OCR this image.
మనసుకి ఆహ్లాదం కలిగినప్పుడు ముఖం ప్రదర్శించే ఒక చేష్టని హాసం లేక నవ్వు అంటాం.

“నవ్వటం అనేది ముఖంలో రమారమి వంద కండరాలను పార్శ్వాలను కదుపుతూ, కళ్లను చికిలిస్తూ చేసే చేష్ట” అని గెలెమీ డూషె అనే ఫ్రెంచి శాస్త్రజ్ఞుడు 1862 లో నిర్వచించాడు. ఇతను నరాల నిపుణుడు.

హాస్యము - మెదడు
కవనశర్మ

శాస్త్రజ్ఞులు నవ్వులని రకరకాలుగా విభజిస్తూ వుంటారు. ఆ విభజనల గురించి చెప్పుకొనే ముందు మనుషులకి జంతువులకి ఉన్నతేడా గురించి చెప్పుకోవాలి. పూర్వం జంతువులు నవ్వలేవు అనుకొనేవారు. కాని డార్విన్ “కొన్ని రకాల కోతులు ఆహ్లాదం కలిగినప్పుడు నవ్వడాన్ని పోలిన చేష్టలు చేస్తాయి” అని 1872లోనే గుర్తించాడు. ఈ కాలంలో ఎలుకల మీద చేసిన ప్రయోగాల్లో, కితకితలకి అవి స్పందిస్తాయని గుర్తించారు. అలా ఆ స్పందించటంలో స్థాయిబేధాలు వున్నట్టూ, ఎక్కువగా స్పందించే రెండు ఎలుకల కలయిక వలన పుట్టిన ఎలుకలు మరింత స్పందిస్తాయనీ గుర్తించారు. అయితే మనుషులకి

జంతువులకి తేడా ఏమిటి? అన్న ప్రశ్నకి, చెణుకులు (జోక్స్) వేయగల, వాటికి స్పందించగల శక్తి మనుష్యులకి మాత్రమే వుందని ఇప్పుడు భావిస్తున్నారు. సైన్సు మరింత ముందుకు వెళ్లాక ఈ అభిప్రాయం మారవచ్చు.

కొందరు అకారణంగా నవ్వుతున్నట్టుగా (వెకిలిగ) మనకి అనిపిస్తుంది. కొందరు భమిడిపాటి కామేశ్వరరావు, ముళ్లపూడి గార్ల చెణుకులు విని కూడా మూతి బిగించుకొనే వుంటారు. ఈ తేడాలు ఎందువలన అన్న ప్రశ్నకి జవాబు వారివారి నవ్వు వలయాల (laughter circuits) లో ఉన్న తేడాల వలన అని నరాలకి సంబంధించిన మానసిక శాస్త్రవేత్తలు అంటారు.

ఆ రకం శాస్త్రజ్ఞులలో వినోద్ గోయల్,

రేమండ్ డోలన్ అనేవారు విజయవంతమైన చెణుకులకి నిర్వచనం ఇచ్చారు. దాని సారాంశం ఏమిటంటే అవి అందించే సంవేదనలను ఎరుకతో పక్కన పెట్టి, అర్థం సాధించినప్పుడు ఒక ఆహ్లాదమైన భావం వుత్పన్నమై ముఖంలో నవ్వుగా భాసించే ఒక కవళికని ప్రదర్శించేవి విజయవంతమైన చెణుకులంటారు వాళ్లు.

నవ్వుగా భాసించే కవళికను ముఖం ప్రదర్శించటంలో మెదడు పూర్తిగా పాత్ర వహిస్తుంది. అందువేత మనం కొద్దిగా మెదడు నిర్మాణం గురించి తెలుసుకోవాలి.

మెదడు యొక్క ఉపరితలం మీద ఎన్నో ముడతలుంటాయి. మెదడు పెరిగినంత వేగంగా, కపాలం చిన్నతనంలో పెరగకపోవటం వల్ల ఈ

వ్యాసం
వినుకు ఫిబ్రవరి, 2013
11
-------
### [Exercise]
Your task is to repeat every line exactly.

### [Right answer]
OCR this image.
మనసుకి ఆహ్లాదం కలిగినప్పుడు ముఖం ప్రదర్శించే ఒక చేష్టని హాసం లేక నవ్వు అంటాం.

“నవ్వటం అనేది ముఖంలో రమారమి వంద కండరాలను పార్శ్వాలను కదుపుతూ, కళ్లను చికిలిస్తూ చేసే చేష్ట” అని గెలెమీ డూషె అనే ఫ్రెంచి శాస్త్రజ్ఞుడు 1862 లో నిర్వచించాడు. ఇతను నరాల నిపుణుడు.

హాస్యము - మెదడు
కవనశర్మ

శాస్త్రజ్ఞులు నవ్వులని రకరకాలుగా విభజిస్తూ వుంటారు. ఆ విభజనల గురించి చెప్పుకొనే ముందు మనుషులకి జంతువులకి ఉన్నతేడా గురించి చెప్పుకోవాలి. పూర్వం జంతువులు నవ్వలేవు అనుకొనేవారు. కాని డార్విన్ “కొన్ని రకాల కోతులు ఆహ్లాదం కలిగినప్పుడు నవ్వడాన్ని పోలిన చేష్టలు చేస్తాయి” అని 1872లోనే గుర్తించాడు. ఈ కాలంలో ఎలుకల మీద చేసిన ప్రయోగాల్లో, కితకితలకి అవి స్పందిస్తాయని గుర్తించారు. అలా ఆ స్పందించటంలో స్థాయిబేధాలు వున్నట్టూ, ఎక్కువగా స్పందించే రెండు ఎలుకల కలయిక వలన పుట్టిన ఎలుకలు మరింత స్పందిస్తాయనీ గుర్తించారు. అయితే మనుషులకి

జంతువులకి తేడా ఏమిటి? అన్న ప్రశ్నకి, చెణుకులు (జోక్స్) వేయగల, వాటికి స్పందించగల శక్తి మనుష్యులకి మాత్రమే వుందని ఇప్పుడు భావిస్తున్నారు. సైన్సు మరింత ముందుకు వెళ్లాక ఈ అభిప్రాయం మారవచ్చు.

కొందరు అకారణంగా నవ్వుతున్నట్టుగా (వెకిలిగ) మనకి అనిపిస్తుంది. కొందరు భమిడిపాటి కామేశ్వరరావు, ముళ్లపూడి గార్ల చెణుకులు విని కూడా మూతి బిగించుకొనే వుంటారు. ఈ తేడాలు ఎందువలన అన్న ప్రశ్నకి జవాబు వారివారి నవ్వు వలయాల (laughter circuits) లో ఉన్న తేడాల వలన అని నరాలకి సంబంధించిన మానసిక శాస్త్రవేత్తలు అంటారు.

ఆ రకం శాస్త్రజ్ఞులలో వినోద్ గోయల్,

రేమండ్ డోలన్ అనేవారు విజయవంతమైన చెణుకులకి నిర్వచనం ఇచ్చారు. దాని సారాంశం ఏమిటంటే అవి అందించే సంవేదనలను ఎరుకతో పక్కన పెట్టి, అర్థం సాధించినప్పుడు ఒక ఆహ్లాదమైన భావం వుత్పన్నమై ముఖంలో నవ్వుగా భాసించే ఒక కవళికని ప్రదర్శించేవి విజయవంతమైన చెణుకులంటారు వాళ్లు.

నవ్వుగా భాసించే కవళికను ముఖం ప్రదర్శించటంలో మెదడు పూర్తిగా పాత్ర వహిస్తుంది. అందువేత మనం కొద్దిగా మెదడు నిర్మాణం గురించి తెలుసుకోవాలి.

మెదడు యొక్క ఉపరితలం మీద ఎన్నో ముడతలుంటాయి. మెదడు పెరిగినంత వేగంగా, కపాలం చిన్నతనంలో పెరగకపోవటం వల్ల ఈ

వ్యాసం
వినుకు ఫిబ్రవరి, 2013
11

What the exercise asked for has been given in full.